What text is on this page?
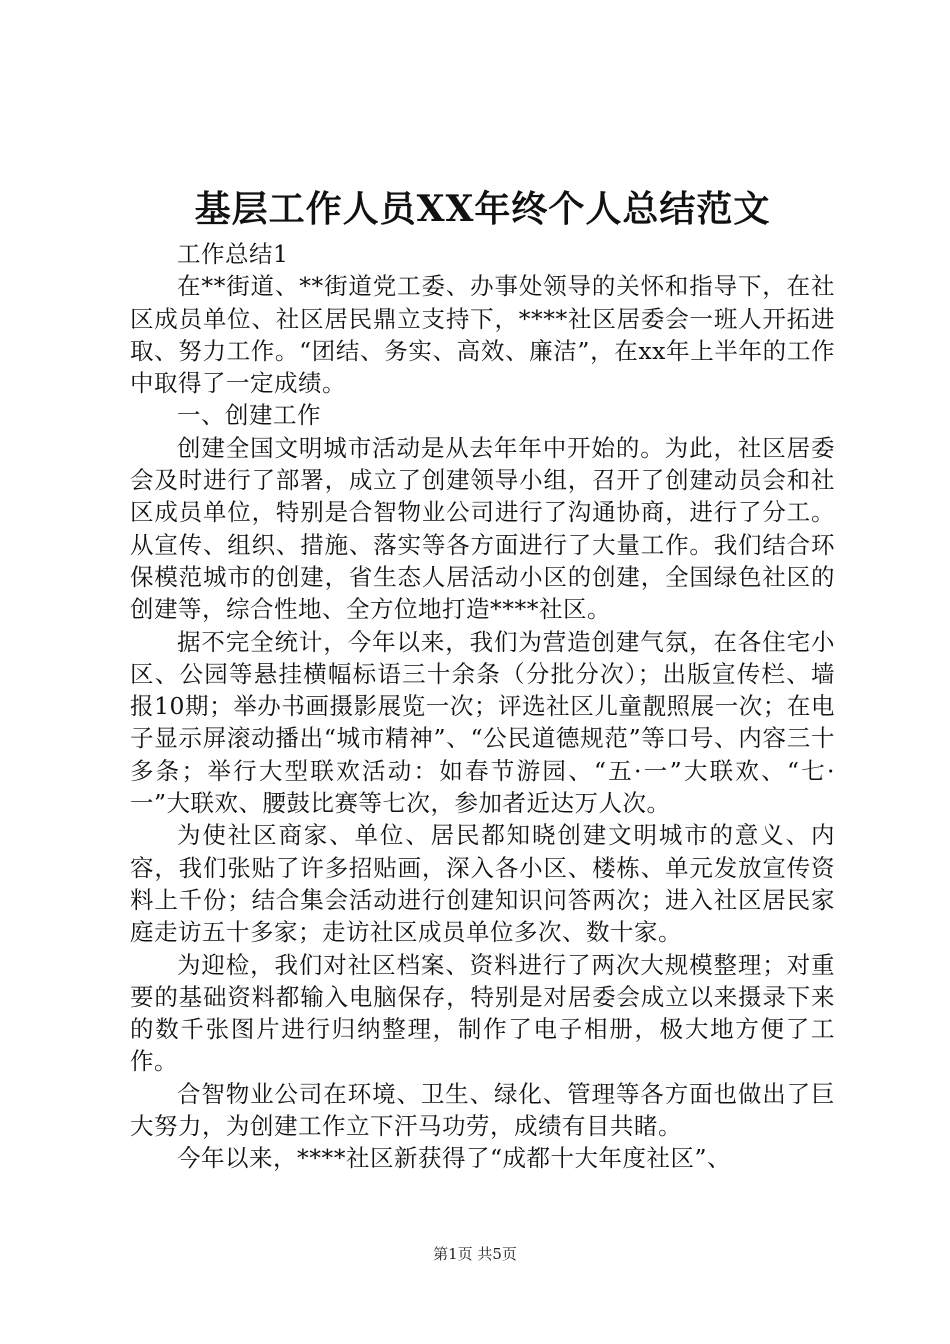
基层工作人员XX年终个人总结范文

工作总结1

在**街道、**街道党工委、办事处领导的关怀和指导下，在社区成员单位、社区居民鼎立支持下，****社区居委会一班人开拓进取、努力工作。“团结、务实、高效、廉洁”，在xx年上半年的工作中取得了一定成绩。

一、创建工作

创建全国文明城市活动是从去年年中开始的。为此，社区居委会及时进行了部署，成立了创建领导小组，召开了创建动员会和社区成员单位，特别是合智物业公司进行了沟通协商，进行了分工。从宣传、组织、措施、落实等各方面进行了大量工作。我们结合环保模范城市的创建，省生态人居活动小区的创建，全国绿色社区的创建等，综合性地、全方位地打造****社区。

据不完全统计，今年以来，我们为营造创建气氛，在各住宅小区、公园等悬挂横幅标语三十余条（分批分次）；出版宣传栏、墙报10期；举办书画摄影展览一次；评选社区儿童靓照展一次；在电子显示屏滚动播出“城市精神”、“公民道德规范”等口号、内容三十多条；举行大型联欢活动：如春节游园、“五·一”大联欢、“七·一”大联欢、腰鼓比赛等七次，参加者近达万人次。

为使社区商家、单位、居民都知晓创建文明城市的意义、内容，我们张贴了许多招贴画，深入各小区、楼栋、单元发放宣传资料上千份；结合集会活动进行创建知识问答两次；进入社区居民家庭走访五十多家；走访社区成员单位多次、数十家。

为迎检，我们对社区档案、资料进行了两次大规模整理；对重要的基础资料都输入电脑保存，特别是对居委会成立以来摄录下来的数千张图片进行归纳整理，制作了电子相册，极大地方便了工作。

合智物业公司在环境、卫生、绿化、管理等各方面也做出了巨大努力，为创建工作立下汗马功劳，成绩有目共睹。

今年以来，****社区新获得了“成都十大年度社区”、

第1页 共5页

Aim of the exercise: Make an exact reproduction of the listing above, without any pictures.

Solution to this problem:
What text is on this page?
基层工作人员XX年终个人总结范文

工作总结1

在**街道、**街道党工委、办事处领导的关怀和指导下，在社区成员单位、社区居民鼎立支持下，****社区居委会一班人开拓进取、努力工作。“团结、务实、高效、廉洁”，在xx年上半年的工作中取得了一定成绩。

一、创建工作

创建全国文明城市活动是从去年年中开始的。为此，社区居委会及时进行了部署，成立了创建领导小组，召开了创建动员会和社区成员单位，特别是合智物业公司进行了沟通协商，进行了分工。从宣传、组织、措施、落实等各方面进行了大量工作。我们结合环保模范城市的创建，省生态人居活动小区的创建，全国绿色社区的创建等，综合性地、全方位地打造****社区。

据不完全统计，今年以来，我们为营造创建气氛，在各住宅小区、公园等悬挂横幅标语三十余条（分批分次）；出版宣传栏、墙报10期；举办书画摄影展览一次；评选社区儿童靓照展一次；在电子显示屏滚动播出“城市精神”、“公民道德规范”等口号、内容三十多条；举行大型联欢活动：如春节游园、“五·一”大联欢、“七·一”大联欢、腰鼓比赛等七次，参加者近达万人次。

为使社区商家、单位、居民都知晓创建文明城市的意义、内容，我们张贴了许多招贴画，深入各小区、楼栋、单元发放宣传资料上千份；结合集会活动进行创建知识问答两次；进入社区居民家庭走访五十多家；走访社区成员单位多次、数十家。

为迎检，我们对社区档案、资料进行了两次大规模整理；对重要的基础资料都输入电脑保存，特别是对居委会成立以来摄录下来的数千张图片进行归纳整理，制作了电子相册，极大地方便了工作。

合智物业公司在环境、卫生、绿化、管理等各方面也做出了巨大努力，为创建工作立下汗马功劳，成绩有目共睹。

今年以来，****社区新获得了“成都十大年度社区”、

第1页 共5页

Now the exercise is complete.